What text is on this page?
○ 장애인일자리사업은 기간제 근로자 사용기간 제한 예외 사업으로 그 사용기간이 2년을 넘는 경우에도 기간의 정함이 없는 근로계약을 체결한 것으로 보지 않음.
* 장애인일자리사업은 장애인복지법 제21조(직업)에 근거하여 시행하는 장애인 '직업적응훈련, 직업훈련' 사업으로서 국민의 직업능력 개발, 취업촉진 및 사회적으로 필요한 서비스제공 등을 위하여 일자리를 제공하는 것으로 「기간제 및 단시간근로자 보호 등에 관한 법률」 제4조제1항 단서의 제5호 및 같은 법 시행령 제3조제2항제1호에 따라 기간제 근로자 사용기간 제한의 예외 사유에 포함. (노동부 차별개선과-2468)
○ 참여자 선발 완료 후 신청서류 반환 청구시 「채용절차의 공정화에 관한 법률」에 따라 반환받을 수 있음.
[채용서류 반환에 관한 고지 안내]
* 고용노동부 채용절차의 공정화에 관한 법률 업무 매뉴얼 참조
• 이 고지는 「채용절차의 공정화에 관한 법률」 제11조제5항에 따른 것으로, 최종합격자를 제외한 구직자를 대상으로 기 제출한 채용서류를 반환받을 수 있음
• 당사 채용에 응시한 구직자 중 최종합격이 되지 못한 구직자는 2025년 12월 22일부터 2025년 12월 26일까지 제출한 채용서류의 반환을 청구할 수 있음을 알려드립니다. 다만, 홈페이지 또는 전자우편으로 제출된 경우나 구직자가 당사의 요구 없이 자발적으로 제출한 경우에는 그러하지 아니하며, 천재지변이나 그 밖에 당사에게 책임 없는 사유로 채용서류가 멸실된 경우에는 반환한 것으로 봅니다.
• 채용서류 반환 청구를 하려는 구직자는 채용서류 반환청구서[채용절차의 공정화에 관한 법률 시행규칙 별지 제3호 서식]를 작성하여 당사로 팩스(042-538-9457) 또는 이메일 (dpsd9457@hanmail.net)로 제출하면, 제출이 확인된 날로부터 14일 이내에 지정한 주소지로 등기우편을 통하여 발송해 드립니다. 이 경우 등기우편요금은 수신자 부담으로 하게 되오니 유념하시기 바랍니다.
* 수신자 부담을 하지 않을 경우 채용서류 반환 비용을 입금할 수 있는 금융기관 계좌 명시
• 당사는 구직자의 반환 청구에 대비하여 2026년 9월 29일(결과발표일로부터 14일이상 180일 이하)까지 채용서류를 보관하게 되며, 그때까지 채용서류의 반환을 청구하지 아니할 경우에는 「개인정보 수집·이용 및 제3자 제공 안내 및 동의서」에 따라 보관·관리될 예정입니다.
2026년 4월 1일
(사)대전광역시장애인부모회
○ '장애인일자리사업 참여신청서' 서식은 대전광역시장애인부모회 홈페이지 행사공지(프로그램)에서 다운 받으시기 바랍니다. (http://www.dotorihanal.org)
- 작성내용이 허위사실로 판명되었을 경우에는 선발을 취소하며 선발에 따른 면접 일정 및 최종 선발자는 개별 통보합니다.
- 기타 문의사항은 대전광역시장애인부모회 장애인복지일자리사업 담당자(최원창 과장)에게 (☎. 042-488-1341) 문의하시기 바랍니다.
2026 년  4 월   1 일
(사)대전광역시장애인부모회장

DIRECTION -
Determine how many lines of this listing contain "경우에는", and give only the number.

ANSWER FOR THE TASK -
3